Write out all records as given; omit images.

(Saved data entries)
⟨
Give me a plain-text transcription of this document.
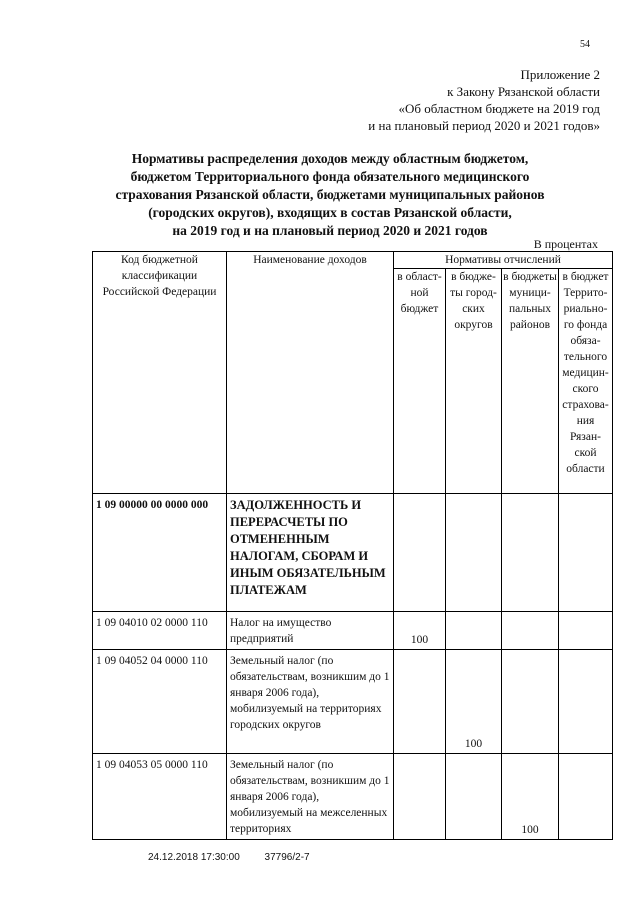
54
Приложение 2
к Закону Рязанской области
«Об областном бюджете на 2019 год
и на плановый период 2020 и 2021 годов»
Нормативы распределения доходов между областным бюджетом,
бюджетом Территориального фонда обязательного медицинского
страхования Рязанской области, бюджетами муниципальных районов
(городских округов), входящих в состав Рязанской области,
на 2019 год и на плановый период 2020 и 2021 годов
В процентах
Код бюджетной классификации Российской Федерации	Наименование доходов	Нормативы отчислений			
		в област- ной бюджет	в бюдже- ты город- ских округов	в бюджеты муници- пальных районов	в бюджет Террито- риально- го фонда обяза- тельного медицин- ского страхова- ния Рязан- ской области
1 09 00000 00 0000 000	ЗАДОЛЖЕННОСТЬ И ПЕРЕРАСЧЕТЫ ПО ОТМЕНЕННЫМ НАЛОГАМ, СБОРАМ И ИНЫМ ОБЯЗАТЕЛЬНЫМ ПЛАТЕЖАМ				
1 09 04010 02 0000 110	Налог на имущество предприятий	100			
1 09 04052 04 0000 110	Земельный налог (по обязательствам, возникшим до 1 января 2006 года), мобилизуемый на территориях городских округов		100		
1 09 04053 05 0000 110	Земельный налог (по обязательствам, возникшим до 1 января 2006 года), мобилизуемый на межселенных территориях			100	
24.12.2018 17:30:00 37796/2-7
⟩
RESPONSE:
Give me a plain-text transcription of this document.
54
Приложение 2
к Закону Рязанской области
«Об областном бюджете на 2019 год
и на плановый период 2020 и 2021 годов»
Нормативы распределения доходов между областным бюджетом,
бюджетом Территориального фонда обязательного медицинского
страхования Рязанской области, бюджетами муниципальных районов
(городских округов), входящих в состав Рязанской области,
на 2019 год и на плановый период 2020 и 2021 годов
В процентах
Код бюджетной классификации Российской Федерации	Наименование доходов	Нормативы отчислений			
		в област- ной бюджет	в бюдже- ты город- ских округов	в бюджеты муници- пальных районов	в бюджет Террито- риально- го фонда обяза- тельного медицин- ского страхова- ния Рязан- ской области
1 09 00000 00 0000 000	ЗАДОЛЖЕННОСТЬ И ПЕРЕРАСЧЕТЫ ПО ОТМЕНЕННЫМ НАЛОГАМ, СБОРАМ И ИНЫМ ОБЯЗАТЕЛЬНЫМ ПЛАТЕЖАМ				
1 09 04010 02 0000 110	Налог на имущество предприятий	100			
1 09 04052 04 0000 110	Земельный налог (по обязательствам, возникшим до 1 января 2006 года), мобилизуемый на территориях городских округов		100		
1 09 04053 05 0000 110	Земельный налог (по обязательствам, возникшим до 1 января 2006 года), мобилизуемый на межселенных территориях			100	
24.12.2018 17:30:00 37796/2-7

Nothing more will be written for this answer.